►
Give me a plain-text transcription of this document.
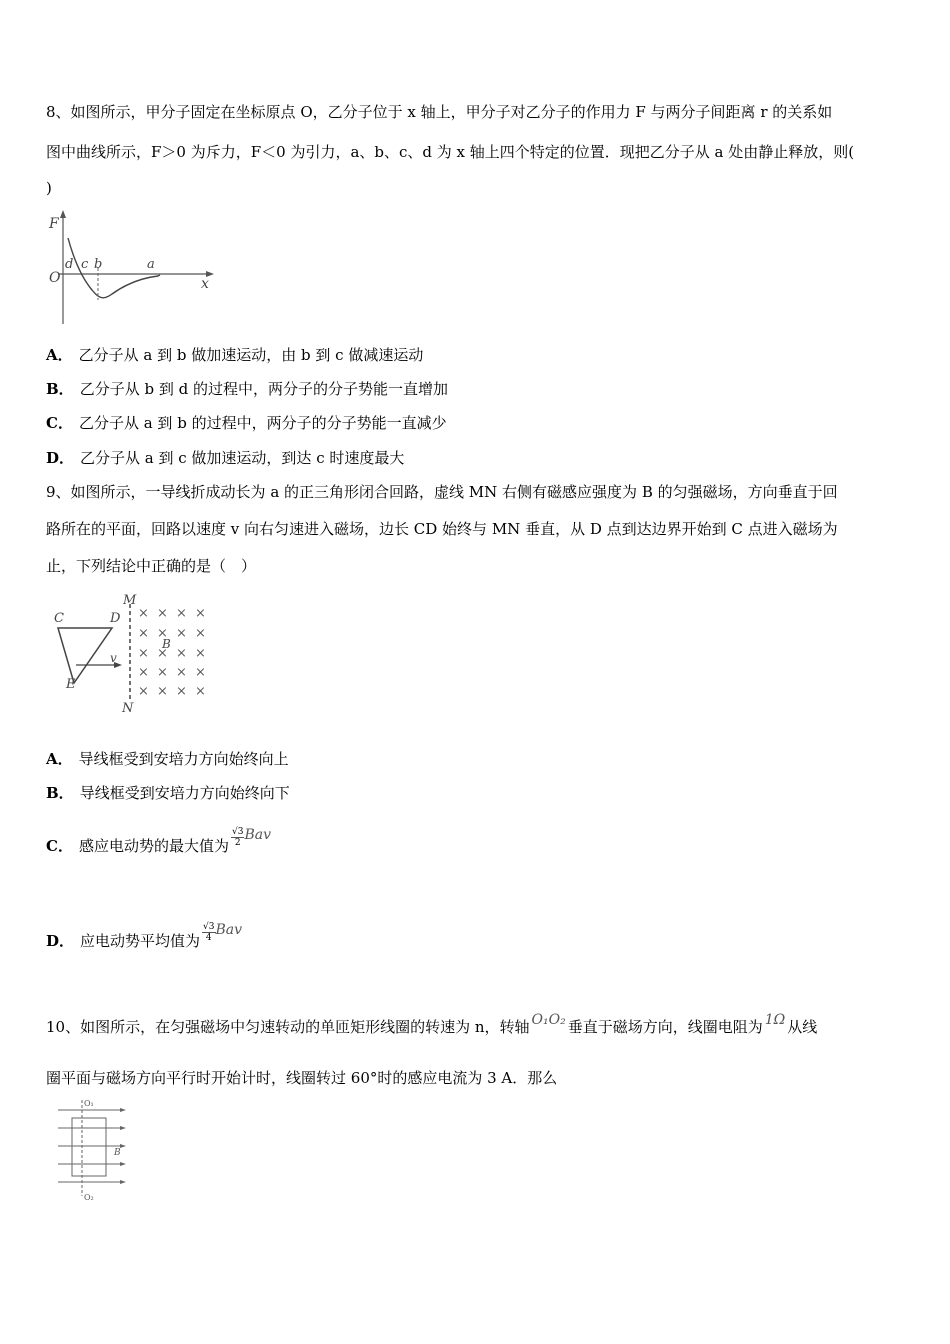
8、如图所示，甲分子固定在坐标原点 O，乙分子位于 x 轴上，甲分子对乙分子的作用力 F 与两分子间距离 r 的关系如
图中曲线所示，F＞0 为斥力，F＜0 为引力，a、b、c、d 为 x 轴上四个特定的位置．现把乙分子从 a 处由静止释放，则(
)
F
O	x
d c b	a
A． 乙分子从 a 到 b 做加速运动，由 b 到 c 做减速运动
B． 乙分子从 b 到 d 的过程中，两分子的分子势能一直增加
C． 乙分子从 a 到 b 的过程中，两分子的分子势能一直减少
D． 乙分子从 a 到 c 做加速运动，到达 c 时速度最大
9、如图所示，一导线折成动长为 a 的正三角形闭合回路，虚线 MN 右侧有磁感应强度为 B 的匀强磁场，方向垂直于回
路所在的平面，回路以速度 v 向右匀速进入磁场，边长 CD 始终与 MN 垂直，从 D 点到达边界开始到 C 点进入磁场为
止，下列结论中正确的是（　）
C	D
E
M
N
v
B
× × × ×
× × × ×
× × × ×
× × × ×
× × × ×
A． 导线框受到安培力方向始终向上
B． 导线框受到安培力方向始终向下
C． 感应电动势的最大值为 $\frac{√3}{2}$ Bav
D． 应电动势平均值为 $\frac{√3}{4}$ Bav
10、如图所示，在匀强磁场中匀速转动的单匝矩形线圈的转速为 n，转轴 O₁O₂ 垂直于磁场方向，线圈电阻为 1Ω 从线
圈平面与磁场方向平行时开始计时，线圈转过 60°时的感应电流为 3 A．那么
O₁
O₂
B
◄
Pull out all lines of the data with the string "做加速运动".

Complete answer —
A． 乙分子从 a 到 b 做加速运动，由 b 到 c 做减速运动
D． 乙分子从 a 到 c 做加速运动，到达 c 时速度最大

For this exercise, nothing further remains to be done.